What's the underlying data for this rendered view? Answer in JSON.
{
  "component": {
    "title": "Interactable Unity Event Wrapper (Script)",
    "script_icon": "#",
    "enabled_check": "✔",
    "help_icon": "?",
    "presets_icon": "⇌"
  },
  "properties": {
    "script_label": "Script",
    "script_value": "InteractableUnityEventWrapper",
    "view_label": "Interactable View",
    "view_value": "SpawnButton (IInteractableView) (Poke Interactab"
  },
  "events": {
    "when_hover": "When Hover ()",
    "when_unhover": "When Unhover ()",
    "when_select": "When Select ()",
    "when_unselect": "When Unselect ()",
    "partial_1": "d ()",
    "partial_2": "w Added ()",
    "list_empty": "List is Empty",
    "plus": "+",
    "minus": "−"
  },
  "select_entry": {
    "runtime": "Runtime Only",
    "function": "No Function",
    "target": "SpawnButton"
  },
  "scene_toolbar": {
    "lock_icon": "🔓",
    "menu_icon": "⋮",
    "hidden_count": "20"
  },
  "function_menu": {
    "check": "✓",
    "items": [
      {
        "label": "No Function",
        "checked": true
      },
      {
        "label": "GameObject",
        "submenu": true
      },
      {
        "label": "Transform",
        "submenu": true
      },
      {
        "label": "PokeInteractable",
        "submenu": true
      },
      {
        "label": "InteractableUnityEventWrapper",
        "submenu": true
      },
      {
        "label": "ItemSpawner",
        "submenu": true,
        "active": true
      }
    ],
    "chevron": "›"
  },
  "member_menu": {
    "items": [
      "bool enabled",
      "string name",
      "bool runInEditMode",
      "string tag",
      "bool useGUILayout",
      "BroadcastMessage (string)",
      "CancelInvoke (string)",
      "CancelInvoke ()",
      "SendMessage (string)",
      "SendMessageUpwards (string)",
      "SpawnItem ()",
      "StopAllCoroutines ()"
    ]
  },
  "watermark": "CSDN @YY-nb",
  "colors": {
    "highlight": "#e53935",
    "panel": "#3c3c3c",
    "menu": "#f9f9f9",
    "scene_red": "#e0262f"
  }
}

| To do |
The records above should be restated word for word, please.

| Task answer |
What's the underlying data for this rendered view? Answer in JSON.
{
  "component": {
    "title": "Interactable Unity Event Wrapper (Script)",
    "script_icon": "#",
    "enabled_check": "✔",
    "help_icon": "?",
    "presets_icon": "⇌"
  },
  "properties": {
    "script_label": "Script",
    "script_value": "InteractableUnityEventWrapper",
    "view_label": "Interactable View",
    "view_value": "SpawnButton (IInteractableView) (Poke Interactab"
  },
  "events": {
    "when_hover": "When Hover ()",
    "when_unhover": "When Unhover ()",
    "when_select": "When Select ()",
    "when_unselect": "When Unselect ()",
    "partial_1": "d ()",
    "partial_2": "w Added ()",
    "list_empty": "List is Empty",
    "plus": "+",
    "minus": "−"
  },
  "select_entry": {
    "runtime": "Runtime Only",
    "function": "No Function",
    "target": "SpawnButton"
  },
  "scene_toolbar": {
    "lock_icon": "🔓",
    "menu_icon": "⋮",
    "hidden_count": "20"
  },
  "function_menu": {
    "check": "✓",
    "items": [
      {
        "label": "No Function",
        "checked": true
      },
      {
        "label": "GameObject",
        "submenu": true
      },
      {
        "label": "Transform",
        "submenu": true
      },
      {
        "label": "PokeInteractable",
        "submenu": true
      },
      {
        "label": "InteractableUnityEventWrapper",
        "submenu": true
      },
      {
        "label": "ItemSpawner",
        "submenu": true,
        "active": true
      }
    ],
    "chevron": "›"
  },
  "member_menu": {
    "items": [
      "bool enabled",
      "string name",
      "bool runInEditMode",
      "string tag",
      "bool useGUILayout",
      "BroadcastMessage (string)",
      "CancelInvoke (string)",
      "CancelInvoke ()",
      "SendMessage (string)",
      "SendMessageUpwards (string)",
      "SpawnItem ()",
      "StopAllCoroutines ()"
    ]
  },
  "watermark": "CSDN @YY-nb",
  "colors": {
    "highlight": "#e53935",
    "panel": "#3c3c3c",
    "menu": "#f9f9f9",
    "scene_red": "#e0262f"
  }
}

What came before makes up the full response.